EXERCISE DETAILS - Scan the data below for the string "name". Show every line where it turns up.

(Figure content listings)

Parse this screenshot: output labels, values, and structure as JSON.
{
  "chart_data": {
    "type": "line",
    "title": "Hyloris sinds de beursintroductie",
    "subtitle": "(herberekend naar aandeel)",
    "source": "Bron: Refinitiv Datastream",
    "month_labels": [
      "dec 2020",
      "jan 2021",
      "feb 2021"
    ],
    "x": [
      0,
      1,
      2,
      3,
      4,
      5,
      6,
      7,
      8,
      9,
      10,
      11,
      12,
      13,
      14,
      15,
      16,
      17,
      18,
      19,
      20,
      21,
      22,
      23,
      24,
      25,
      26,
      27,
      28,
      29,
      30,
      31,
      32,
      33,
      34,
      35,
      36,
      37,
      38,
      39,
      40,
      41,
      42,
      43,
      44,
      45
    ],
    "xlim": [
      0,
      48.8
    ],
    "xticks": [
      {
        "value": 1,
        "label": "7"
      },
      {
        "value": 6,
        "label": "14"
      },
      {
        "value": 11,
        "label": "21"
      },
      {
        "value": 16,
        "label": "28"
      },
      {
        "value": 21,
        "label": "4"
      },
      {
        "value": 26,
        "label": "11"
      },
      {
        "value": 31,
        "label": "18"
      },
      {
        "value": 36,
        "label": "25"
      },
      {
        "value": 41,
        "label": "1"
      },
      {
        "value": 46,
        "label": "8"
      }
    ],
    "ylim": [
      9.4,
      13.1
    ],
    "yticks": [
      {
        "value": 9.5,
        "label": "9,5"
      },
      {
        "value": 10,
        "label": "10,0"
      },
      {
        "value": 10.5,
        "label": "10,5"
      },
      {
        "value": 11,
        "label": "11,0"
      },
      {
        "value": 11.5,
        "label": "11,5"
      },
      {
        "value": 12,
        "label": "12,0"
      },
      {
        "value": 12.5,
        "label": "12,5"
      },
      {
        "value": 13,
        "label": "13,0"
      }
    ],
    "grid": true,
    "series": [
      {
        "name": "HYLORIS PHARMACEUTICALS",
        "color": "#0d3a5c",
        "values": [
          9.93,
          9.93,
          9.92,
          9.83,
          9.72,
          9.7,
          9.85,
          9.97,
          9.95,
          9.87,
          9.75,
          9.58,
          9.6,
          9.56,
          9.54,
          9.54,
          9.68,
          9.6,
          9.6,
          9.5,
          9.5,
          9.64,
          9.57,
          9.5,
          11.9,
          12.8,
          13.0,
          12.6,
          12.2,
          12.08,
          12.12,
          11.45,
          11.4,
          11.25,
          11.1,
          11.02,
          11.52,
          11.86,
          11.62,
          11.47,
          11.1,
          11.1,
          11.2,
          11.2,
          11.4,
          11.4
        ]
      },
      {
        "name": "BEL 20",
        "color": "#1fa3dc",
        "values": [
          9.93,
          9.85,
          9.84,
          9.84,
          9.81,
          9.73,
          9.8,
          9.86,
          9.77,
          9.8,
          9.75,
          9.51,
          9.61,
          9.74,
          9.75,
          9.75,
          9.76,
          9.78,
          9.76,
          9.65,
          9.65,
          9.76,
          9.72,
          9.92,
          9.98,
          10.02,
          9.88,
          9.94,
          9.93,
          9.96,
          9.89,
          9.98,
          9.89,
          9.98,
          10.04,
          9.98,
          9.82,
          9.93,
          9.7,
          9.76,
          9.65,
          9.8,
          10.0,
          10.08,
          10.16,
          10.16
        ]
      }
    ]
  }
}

SOLUTION TO THIS EXERCISE -
        "name": "HYLORIS PHARMACEUTICALS",
        "name": "BEL 20",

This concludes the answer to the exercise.